*Directive*
Extract every line below, verbatim.

*Supplied material*
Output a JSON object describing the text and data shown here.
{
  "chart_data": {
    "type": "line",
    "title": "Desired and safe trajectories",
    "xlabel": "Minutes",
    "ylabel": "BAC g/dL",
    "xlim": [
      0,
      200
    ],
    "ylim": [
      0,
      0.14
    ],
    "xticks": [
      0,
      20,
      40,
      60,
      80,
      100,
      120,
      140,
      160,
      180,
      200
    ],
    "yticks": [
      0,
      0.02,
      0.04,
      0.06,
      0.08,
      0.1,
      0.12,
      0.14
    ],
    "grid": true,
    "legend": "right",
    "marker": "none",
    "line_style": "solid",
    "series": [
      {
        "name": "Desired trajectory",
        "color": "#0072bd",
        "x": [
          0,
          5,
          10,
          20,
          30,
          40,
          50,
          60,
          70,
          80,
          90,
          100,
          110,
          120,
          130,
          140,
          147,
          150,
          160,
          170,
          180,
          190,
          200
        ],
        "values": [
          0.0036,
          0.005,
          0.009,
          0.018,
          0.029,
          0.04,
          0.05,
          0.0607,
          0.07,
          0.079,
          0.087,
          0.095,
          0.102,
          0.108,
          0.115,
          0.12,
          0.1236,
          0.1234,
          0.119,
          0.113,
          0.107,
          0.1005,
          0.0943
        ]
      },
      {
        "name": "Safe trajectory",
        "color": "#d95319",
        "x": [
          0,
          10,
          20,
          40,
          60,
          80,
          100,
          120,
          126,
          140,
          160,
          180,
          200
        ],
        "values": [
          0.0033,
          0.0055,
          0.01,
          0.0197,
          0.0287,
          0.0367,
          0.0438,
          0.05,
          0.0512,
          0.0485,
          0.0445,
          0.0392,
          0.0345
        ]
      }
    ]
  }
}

*Output of the exercise*
Output a JSON object describing the text and data shown here.
{
  "chart_data": {
    "type": "line",
    "title": "Desired and safe trajectories",
    "xlabel": "Minutes",
    "ylabel": "BAC g/dL",
    "xlim": [
      0,
      200
    ],
    "ylim": [
      0,
      0.14
    ],
    "xticks": [
      0,
      20,
      40,
      60,
      80,
      100,
      120,
      140,
      160,
      180,
      200
    ],
    "yticks": [
      0,
      0.02,
      0.04,
      0.06,
      0.08,
      0.1,
      0.12,
      0.14
    ],
    "grid": true,
    "legend": "right",
    "marker": "none",
    "line_style": "solid",
    "series": [
      {
        "name": "Desired trajectory",
        "color": "#0072bd",
        "x": [
          0,
          5,
          10,
          20,
          30,
          40,
          50,
          60,
          70,
          80,
          90,
          100,
          110,
          120,
          130,
          140,
          147,
          150,
          160,
          170,
          180,
          190,
          200
        ],
        "values": [
          0.0036,
          0.005,
          0.009,
          0.018,
          0.029,
          0.04,
          0.05,
          0.0607,
          0.07,
          0.079,
          0.087,
          0.095,
          0.102,
          0.108,
          0.115,
          0.12,
          0.1236,
          0.1234,
          0.119,
          0.113,
          0.107,
          0.1005,
          0.0943
        ]
      },
      {
        "name": "Safe trajectory",
        "color": "#d95319",
        "x": [
          0,
          10,
          20,
          40,
          60,
          80,
          100,
          120,
          126,
          140,
          160,
          180,
          200
        ],
        "values": [
          0.0033,
          0.0055,
          0.01,
          0.0197,
          0.0287,
          0.0367,
          0.0438,
          0.05,
          0.0512,
          0.0485,
          0.0445,
          0.0392,
          0.0345
        ]
      }
    ]
  }
}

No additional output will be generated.